Excerpted data>
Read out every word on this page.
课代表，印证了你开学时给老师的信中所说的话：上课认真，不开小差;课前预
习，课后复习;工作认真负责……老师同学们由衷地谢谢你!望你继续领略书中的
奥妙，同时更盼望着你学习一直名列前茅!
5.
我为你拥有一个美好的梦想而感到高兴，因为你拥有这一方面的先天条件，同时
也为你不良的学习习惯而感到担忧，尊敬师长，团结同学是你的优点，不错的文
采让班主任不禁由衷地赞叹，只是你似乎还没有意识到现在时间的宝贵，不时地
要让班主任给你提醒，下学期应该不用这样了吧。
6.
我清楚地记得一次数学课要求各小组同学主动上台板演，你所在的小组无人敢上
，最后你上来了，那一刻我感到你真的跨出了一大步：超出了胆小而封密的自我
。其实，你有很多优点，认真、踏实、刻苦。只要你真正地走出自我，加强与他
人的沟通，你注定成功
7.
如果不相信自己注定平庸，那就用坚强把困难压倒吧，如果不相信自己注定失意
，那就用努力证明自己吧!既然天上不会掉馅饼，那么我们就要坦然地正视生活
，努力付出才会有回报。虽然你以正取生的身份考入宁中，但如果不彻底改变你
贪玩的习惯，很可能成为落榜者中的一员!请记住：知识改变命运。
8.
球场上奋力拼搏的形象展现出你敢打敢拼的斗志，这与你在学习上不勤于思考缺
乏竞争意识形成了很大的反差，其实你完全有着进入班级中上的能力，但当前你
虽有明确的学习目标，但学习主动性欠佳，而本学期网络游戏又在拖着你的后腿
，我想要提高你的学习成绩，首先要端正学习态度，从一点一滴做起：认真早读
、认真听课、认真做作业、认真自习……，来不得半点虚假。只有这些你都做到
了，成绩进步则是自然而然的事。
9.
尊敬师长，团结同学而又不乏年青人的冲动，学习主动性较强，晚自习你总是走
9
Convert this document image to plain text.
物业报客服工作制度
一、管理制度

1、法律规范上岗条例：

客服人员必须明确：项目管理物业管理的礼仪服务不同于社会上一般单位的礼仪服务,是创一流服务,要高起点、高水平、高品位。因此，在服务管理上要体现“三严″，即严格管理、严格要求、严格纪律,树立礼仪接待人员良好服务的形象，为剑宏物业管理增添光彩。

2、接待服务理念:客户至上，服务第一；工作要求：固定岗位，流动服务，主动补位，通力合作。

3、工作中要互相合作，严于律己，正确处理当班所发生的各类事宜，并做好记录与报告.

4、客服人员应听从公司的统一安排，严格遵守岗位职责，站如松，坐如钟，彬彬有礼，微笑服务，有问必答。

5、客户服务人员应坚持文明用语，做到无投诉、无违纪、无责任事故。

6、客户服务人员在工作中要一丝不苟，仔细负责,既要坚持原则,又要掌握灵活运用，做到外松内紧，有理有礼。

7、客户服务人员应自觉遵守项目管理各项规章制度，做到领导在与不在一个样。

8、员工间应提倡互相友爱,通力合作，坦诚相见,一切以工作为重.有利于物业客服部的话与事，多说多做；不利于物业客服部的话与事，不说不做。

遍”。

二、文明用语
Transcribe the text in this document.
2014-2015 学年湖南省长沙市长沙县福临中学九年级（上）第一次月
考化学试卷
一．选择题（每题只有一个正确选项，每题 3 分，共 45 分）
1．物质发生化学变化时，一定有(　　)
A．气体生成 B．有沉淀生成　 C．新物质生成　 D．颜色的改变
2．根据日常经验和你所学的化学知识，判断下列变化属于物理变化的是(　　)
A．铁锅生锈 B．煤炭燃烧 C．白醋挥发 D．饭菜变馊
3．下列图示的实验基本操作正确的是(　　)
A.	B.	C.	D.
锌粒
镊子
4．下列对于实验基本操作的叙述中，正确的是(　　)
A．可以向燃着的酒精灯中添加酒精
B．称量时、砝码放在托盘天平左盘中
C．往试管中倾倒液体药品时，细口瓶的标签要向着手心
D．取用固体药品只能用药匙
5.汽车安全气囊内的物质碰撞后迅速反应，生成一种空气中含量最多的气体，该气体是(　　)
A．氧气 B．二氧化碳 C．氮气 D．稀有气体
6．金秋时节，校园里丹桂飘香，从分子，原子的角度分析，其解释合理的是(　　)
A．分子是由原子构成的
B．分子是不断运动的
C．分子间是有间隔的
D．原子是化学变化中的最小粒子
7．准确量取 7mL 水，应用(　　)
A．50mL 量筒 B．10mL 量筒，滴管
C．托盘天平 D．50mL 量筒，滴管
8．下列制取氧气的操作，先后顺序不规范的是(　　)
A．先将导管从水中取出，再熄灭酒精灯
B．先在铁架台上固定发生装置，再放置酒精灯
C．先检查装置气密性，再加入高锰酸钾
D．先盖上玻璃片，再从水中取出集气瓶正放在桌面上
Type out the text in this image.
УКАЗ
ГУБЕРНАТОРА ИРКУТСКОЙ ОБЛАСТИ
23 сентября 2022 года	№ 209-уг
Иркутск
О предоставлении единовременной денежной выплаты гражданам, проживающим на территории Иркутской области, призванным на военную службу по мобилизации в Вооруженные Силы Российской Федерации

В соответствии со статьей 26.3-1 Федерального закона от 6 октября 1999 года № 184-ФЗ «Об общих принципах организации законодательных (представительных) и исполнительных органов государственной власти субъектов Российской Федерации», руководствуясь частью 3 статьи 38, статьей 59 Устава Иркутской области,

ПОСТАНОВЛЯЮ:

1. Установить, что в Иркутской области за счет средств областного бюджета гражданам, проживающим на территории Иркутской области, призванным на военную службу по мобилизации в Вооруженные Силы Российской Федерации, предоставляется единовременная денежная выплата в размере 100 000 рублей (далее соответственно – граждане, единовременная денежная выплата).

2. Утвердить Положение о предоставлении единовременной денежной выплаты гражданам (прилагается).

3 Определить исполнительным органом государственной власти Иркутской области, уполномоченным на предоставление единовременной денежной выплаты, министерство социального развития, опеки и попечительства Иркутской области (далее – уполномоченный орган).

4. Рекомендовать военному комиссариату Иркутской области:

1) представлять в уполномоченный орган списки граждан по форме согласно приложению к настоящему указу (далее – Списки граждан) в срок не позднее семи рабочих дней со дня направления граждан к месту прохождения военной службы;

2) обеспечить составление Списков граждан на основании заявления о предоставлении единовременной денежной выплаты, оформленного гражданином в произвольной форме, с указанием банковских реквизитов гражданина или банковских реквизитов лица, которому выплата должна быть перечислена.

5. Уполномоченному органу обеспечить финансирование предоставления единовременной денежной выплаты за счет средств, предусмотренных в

Exercise>
Going through the entries above line by line, work out how many lines include the word "尊敬师长". Only the number is required.

Task output>
2